# [Goal]
Lines containing "Candidate" are to be counted. Report the count alone.

# [Provided entries]
**********

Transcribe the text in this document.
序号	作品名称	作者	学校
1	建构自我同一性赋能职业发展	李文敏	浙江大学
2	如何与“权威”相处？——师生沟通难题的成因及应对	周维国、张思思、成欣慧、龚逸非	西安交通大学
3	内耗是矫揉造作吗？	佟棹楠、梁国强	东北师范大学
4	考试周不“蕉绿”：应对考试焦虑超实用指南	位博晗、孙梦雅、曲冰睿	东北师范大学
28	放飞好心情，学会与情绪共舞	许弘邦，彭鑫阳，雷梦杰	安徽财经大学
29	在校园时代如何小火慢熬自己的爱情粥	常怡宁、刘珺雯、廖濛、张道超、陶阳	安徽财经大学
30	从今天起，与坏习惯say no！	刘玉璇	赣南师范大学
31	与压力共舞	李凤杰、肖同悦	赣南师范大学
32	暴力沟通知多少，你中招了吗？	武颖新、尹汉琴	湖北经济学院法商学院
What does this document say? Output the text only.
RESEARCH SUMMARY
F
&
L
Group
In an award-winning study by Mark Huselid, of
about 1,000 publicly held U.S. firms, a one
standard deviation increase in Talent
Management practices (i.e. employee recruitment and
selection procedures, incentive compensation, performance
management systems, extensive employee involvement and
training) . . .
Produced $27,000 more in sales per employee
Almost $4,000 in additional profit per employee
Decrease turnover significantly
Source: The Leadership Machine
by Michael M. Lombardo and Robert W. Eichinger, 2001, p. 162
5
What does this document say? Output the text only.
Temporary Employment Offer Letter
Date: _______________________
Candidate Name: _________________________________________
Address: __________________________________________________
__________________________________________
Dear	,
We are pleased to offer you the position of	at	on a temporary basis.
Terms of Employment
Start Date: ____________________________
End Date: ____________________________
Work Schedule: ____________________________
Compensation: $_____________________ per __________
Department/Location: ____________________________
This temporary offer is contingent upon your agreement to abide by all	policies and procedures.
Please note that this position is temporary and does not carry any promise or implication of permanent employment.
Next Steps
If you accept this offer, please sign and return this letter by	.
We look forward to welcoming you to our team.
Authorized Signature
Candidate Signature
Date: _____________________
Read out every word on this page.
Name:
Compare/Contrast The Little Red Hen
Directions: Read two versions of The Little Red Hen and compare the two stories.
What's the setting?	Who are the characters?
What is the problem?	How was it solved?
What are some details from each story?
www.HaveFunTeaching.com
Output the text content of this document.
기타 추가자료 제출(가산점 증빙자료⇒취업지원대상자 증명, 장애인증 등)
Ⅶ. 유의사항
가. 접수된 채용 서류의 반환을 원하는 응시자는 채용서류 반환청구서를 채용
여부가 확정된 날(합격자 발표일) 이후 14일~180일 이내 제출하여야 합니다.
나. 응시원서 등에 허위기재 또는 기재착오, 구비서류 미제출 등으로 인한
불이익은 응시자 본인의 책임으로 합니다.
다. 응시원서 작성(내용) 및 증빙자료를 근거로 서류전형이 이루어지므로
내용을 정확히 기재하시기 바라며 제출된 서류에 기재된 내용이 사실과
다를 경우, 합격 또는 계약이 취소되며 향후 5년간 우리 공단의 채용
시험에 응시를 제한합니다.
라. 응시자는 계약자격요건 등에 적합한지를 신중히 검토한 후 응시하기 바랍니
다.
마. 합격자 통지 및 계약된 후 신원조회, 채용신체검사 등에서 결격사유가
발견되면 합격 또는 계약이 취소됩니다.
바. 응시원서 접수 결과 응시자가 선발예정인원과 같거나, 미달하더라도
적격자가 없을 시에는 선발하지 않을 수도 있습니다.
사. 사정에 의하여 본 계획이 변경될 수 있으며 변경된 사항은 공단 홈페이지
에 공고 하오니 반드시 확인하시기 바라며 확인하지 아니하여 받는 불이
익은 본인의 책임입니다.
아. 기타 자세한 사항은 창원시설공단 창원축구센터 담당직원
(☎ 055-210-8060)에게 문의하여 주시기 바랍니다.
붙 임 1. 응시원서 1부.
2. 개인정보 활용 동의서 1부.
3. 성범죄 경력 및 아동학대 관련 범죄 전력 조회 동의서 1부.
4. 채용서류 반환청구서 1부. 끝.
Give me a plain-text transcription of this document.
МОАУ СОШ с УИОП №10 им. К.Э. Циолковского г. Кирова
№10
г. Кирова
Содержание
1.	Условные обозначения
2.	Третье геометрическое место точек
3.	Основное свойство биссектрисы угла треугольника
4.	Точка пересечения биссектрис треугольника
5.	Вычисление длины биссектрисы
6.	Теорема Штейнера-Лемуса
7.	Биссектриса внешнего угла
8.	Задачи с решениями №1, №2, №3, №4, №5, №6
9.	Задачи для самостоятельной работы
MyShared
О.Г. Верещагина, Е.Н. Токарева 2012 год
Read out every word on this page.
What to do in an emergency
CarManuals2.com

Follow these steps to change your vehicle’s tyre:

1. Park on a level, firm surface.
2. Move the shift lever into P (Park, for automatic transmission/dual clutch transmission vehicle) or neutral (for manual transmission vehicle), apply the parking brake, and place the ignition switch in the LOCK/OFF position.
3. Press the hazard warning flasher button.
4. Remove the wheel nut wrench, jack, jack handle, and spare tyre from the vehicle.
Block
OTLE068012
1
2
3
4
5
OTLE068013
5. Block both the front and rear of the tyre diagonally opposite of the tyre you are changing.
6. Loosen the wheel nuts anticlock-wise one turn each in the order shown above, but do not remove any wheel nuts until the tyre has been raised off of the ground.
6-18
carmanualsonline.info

**********

# [Finished task]
2